**Set problem**
Wherever the word "checked" appears in the entries, copy the whole line.

*** Task inputs ***

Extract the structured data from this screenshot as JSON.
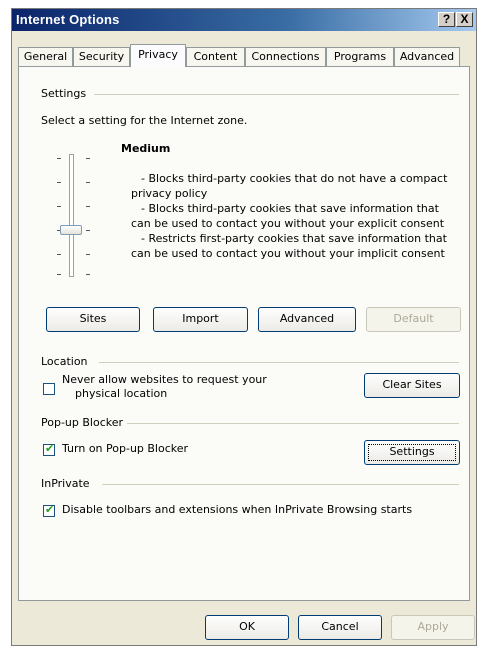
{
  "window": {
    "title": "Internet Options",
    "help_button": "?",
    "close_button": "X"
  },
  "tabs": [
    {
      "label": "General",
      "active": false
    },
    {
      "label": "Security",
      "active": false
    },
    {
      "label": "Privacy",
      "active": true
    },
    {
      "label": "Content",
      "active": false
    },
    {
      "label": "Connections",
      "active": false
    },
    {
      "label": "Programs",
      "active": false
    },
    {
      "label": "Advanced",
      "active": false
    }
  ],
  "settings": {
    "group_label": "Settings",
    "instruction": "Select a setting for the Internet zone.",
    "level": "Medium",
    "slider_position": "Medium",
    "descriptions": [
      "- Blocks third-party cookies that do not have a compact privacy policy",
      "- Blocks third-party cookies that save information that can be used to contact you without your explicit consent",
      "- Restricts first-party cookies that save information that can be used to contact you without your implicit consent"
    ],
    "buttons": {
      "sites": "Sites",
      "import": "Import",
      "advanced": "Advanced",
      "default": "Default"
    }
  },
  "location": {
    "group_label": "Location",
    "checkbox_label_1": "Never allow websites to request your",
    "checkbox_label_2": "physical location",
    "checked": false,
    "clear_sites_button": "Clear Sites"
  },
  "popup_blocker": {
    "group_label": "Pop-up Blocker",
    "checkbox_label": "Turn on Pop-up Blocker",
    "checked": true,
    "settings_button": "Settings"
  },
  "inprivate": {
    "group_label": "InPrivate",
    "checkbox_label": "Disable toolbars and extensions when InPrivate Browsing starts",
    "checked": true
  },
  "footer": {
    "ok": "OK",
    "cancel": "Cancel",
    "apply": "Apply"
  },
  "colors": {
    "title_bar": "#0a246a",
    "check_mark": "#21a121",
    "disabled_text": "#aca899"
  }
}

***

**Exercise result**
    "checked": false,
    "checked": true,
    "checked": true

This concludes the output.